── ROWS ──

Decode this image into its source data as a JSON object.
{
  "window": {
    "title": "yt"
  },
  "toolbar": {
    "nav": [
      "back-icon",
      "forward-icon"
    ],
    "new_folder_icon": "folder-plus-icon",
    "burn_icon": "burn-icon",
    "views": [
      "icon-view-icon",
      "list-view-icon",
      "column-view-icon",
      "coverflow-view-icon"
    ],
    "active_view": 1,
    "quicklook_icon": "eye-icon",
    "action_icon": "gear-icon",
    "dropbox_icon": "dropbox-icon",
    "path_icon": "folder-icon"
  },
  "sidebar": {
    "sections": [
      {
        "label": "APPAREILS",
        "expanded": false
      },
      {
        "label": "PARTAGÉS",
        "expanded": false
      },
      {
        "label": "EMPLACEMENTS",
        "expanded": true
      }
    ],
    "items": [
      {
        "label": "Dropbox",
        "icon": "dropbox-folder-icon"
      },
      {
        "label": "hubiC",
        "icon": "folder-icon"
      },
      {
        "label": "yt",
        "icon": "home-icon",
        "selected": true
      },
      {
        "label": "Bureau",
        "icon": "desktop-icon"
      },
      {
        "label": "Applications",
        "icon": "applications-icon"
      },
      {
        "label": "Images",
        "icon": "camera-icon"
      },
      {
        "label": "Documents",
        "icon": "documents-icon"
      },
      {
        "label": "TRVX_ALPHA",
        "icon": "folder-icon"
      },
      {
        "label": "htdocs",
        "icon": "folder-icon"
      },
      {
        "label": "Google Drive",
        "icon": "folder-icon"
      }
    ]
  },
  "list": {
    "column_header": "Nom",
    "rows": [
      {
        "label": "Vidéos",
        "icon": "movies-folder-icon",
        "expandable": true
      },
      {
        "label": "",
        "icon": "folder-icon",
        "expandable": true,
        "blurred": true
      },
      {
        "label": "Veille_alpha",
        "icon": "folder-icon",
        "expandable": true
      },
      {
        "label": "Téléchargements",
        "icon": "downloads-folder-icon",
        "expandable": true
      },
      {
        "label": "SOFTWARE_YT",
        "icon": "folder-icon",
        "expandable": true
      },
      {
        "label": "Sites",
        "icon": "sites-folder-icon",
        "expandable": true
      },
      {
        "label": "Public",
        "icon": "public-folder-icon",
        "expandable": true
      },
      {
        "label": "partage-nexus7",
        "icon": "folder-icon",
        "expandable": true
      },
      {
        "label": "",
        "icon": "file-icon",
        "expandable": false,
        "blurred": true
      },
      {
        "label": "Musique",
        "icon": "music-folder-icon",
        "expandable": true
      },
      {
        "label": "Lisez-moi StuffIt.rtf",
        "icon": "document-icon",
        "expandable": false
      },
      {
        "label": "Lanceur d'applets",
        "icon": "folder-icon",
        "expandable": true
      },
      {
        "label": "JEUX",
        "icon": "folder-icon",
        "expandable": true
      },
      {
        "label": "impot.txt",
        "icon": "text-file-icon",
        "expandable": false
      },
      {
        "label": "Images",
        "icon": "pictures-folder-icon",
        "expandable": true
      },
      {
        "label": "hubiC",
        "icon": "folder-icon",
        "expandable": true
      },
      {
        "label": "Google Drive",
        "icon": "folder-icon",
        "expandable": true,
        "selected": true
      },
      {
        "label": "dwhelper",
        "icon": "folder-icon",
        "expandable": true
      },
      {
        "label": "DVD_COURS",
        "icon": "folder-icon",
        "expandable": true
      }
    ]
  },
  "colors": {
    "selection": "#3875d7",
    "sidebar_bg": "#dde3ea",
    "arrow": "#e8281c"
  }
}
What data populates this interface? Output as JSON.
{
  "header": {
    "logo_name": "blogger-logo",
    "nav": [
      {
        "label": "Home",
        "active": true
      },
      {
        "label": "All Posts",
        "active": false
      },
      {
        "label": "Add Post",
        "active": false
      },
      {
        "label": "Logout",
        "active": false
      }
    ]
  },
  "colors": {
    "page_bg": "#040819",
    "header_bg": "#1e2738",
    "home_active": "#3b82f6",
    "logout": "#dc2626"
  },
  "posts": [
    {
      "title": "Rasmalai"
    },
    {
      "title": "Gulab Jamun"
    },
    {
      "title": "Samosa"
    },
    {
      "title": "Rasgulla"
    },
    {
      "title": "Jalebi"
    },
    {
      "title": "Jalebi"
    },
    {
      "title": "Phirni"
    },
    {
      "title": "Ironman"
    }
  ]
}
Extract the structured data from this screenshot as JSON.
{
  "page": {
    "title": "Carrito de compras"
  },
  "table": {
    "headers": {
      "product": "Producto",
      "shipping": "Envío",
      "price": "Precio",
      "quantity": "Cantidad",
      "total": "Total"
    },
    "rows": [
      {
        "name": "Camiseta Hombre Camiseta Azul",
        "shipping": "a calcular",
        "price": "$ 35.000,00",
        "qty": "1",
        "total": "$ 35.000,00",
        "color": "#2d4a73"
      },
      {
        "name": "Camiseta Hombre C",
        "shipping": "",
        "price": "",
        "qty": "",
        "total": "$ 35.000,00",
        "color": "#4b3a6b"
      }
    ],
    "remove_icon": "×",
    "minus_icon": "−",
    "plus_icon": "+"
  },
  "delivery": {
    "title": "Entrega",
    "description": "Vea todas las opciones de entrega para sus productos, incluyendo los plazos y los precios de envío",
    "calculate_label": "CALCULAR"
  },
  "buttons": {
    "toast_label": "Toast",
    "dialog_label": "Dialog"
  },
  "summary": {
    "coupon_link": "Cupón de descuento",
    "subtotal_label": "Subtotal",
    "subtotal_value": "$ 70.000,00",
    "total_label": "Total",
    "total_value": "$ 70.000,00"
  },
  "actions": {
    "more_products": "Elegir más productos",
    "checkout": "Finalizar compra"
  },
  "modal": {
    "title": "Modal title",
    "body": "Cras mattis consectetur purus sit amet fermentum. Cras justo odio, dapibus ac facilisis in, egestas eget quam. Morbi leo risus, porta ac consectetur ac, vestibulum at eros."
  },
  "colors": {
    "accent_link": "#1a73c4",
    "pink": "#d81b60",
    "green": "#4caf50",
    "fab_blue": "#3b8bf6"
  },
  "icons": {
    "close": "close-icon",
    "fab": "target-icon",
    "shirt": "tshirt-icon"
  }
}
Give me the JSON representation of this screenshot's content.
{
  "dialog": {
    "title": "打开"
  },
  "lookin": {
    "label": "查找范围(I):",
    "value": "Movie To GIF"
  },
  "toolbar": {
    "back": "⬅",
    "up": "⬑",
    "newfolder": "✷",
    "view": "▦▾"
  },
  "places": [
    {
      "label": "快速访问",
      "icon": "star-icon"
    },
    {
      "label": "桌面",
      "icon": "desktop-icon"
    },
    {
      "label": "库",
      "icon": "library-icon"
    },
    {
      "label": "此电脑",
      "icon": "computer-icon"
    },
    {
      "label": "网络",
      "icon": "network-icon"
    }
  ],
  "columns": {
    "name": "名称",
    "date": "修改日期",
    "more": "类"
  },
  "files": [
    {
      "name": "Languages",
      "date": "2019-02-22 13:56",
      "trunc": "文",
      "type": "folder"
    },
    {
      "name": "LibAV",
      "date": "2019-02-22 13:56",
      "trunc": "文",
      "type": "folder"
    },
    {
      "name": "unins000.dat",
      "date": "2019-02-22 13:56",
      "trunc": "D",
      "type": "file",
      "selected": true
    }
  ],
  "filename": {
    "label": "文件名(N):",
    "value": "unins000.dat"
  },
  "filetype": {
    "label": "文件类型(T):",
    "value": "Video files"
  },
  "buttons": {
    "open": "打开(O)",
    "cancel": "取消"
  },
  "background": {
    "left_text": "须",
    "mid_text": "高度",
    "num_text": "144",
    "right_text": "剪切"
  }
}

───

### YOUR INSTRUCTIONS
Please copy out each record, character for character.

### TASK OUTPUT
Decode this image into its source data as a JSON object.
{
  "window": {
    "title": "yt"
  },
  "toolbar": {
    "nav": [
      "back-icon",
      "forward-icon"
    ],
    "new_folder_icon": "folder-plus-icon",
    "burn_icon": "burn-icon",
    "views": [
      "icon-view-icon",
      "list-view-icon",
      "column-view-icon",
      "coverflow-view-icon"
    ],
    "active_view": 1,
    "quicklook_icon": "eye-icon",
    "action_icon": "gear-icon",
    "dropbox_icon": "dropbox-icon",
    "path_icon": "folder-icon"
  },
  "sidebar": {
    "sections": [
      {
        "label": "APPAREILS",
        "expanded": false
      },
      {
        "label": "PARTAGÉS",
        "expanded": false
      },
      {
        "label": "EMPLACEMENTS",
        "expanded": true
      }
    ],
    "items": [
      {
        "label": "Dropbox",
        "icon": "dropbox-folder-icon"
      },
      {
        "label": "hubiC",
        "icon": "folder-icon"
      },
      {
        "label": "yt",
        "icon": "home-icon",
        "selected": true
      },
      {
        "label": "Bureau",
        "icon": "desktop-icon"
      },
      {
        "label": "Applications",
        "icon": "applications-icon"
      },
      {
        "label": "Images",
        "icon": "camera-icon"
      },
      {
        "label": "Documents",
        "icon": "documents-icon"
      },
      {
        "label": "TRVX_ALPHA",
        "icon": "folder-icon"
      },
      {
        "label": "htdocs",
        "icon": "folder-icon"
      },
      {
        "label": "Google Drive",
        "icon": "folder-icon"
      }
    ]
  },
  "list": {
    "column_header": "Nom",
    "rows": [
      {
        "label": "Vidéos",
        "icon": "movies-folder-icon",
        "expandable": true
      },
      {
        "label": "",
        "icon": "folder-icon",
        "expandable": true,
        "blurred": true
      },
      {
        "label": "Veille_alpha",
        "icon": "folder-icon",
        "expandable": true
      },
      {
        "label": "Téléchargements",
        "icon": "downloads-folder-icon",
        "expandable": true
      },
      {
        "label": "SOFTWARE_YT",
        "icon": "folder-icon",
        "expandable": true
      },
      {
        "label": "Sites",
        "icon": "sites-folder-icon",
        "expandable": true
      },
      {
        "label": "Public",
        "icon": "public-folder-icon",
        "expandable": true
      },
      {
        "label": "partage-nexus7",
        "icon": "folder-icon",
        "expandable": true
      },
      {
        "label": "",
        "icon": "file-icon",
        "expandable": false,
        "blurred": true
      },
      {
        "label": "Musique",
        "icon": "music-folder-icon",
        "expandable": true
      },
      {
        "label": "Lisez-moi StuffIt.rtf",
        "icon": "document-icon",
        "expandable": false
      },
      {
        "label": "Lanceur d'applets",
        "icon": "folder-icon",
        "expandable": true
      },
      {
        "label": "JEUX",
        "icon": "folder-icon",
        "expandable": true
      },
      {
        "label": "impot.txt",
        "icon": "text-file-icon",
        "expandable": false
      },
      {
        "label": "Images",
        "icon": "pictures-folder-icon",
        "expandable": true
      },
      {
        "label": "hubiC",
        "icon": "folder-icon",
        "expandable": true
      },
      {
        "label": "Google Drive",
        "icon": "folder-icon",
        "expandable": true,
        "selected": true
      },
      {
        "label": "dwhelper",
        "icon": "folder-icon",
        "expandable": true
      },
      {
        "label": "DVD_COURS",
        "icon": "folder-icon",
        "expandable": true
      }
    ]
  },
  "colors": {
    "selection": "#3875d7",
    "sidebar_bg": "#dde3ea",
    "arrow": "#e8281c"
  }
}
What data populates this interface? Output as JSON.
{
  "header": {
    "logo_name": "blogger-logo",
    "nav": [
      {
        "label": "Home",
        "active": true
      },
      {
        "label": "All Posts",
        "active": false
      },
      {
        "label": "Add Post",
        "active": false
      },
      {
        "label": "Logout",
        "active": false
      }
    ]
  },
  "colors": {
    "page_bg": "#040819",
    "header_bg": "#1e2738",
    "home_active": "#3b82f6",
    "logout": "#dc2626"
  },
  "posts": [
    {
      "title": "Rasmalai"
    },
    {
      "title": "Gulab Jamun"
    },
    {
      "title": "Samosa"
    },
    {
      "title": "Rasgulla"
    },
    {
      "title": "Jalebi"
    },
    {
      "title": "Jalebi"
    },
    {
      "title": "Phirni"
    },
    {
      "title": "Ironman"
    }
  ]
}
Extract the structured data from this screenshot as JSON.
{
  "page": {
    "title": "Carrito de compras"
  },
  "table": {
    "headers": {
      "product": "Producto",
      "shipping": "Envío",
      "price": "Precio",
      "quantity": "Cantidad",
      "total": "Total"
    },
    "rows": [
      {
        "name": "Camiseta Hombre Camiseta Azul",
        "shipping": "a calcular",
        "price": "$ 35.000,00",
        "qty": "1",
        "total": "$ 35.000,00",
        "color": "#2d4a73"
      },
      {
        "name": "Camiseta Hombre C",
        "shipping": "",
        "price": "",
        "qty": "",
        "total": "$ 35.000,00",
        "color": "#4b3a6b"
      }
    ],
    "remove_icon": "×",
    "minus_icon": "−",
    "plus_icon": "+"
  },
  "delivery": {
    "title": "Entrega",
    "description": "Vea todas las opciones de entrega para sus productos, incluyendo los plazos y los precios de envío",
    "calculate_label": "CALCULAR"
  },
  "buttons": {
    "toast_label": "Toast",
    "dialog_label": "Dialog"
  },
  "summary": {
    "coupon_link": "Cupón de descuento",
    "subtotal_label": "Subtotal",
    "subtotal_value": "$ 70.000,00",
    "total_label": "Total",
    "total_value": "$ 70.000,00"
  },
  "actions": {
    "more_products": "Elegir más productos",
    "checkout": "Finalizar compra"
  },
  "modal": {
    "title": "Modal title",
    "body": "Cras mattis consectetur purus sit amet fermentum. Cras justo odio, dapibus ac facilisis in, egestas eget quam. Morbi leo risus, porta ac consectetur ac, vestibulum at eros."
  },
  "colors": {
    "accent_link": "#1a73c4",
    "pink": "#d81b60",
    "green": "#4caf50",
    "fab_blue": "#3b8bf6"
  },
  "icons": {
    "close": "close-icon",
    "fab": "target-icon",
    "shirt": "tshirt-icon"
  }
}
Give me the JSON representation of this screenshot's content.
{
  "dialog": {
    "title": "打开"
  },
  "lookin": {
    "label": "查找范围(I):",
    "value": "Movie To GIF"
  },
  "toolbar": {
    "back": "⬅",
    "up": "⬑",
    "newfolder": "✷",
    "view": "▦▾"
  },
  "places": [
    {
      "label": "快速访问",
      "icon": "star-icon"
    },
    {
      "label": "桌面",
      "icon": "desktop-icon"
    },
    {
      "label": "库",
      "icon": "library-icon"
    },
    {
      "label": "此电脑",
      "icon": "computer-icon"
    },
    {
      "label": "网络",
      "icon": "network-icon"
    }
  ],
  "columns": {
    "name": "名称",
    "date": "修改日期",
    "more": "类"
  },
  "files": [
    {
      "name": "Languages",
      "date": "2019-02-22 13:56",
      "trunc": "文",
      "type": "folder"
    },
    {
      "name": "LibAV",
      "date": "2019-02-22 13:56",
      "trunc": "文",
      "type": "folder"
    },
    {
      "name": "unins000.dat",
      "date": "2019-02-22 13:56",
      "trunc": "D",
      "type": "file",
      "selected": true
    }
  ],
  "filename": {
    "label": "文件名(N):",
    "value": "unins000.dat"
  },
  "filetype": {
    "label": "文件类型(T):",
    "value": "Video files"
  },
  "buttons": {
    "open": "打开(O)",
    "cancel": "取消"
  },
  "background": {
    "left_text": "须",
    "mid_text": "高度",
    "num_text": "144",
    "right_text": "剪切"
  }
}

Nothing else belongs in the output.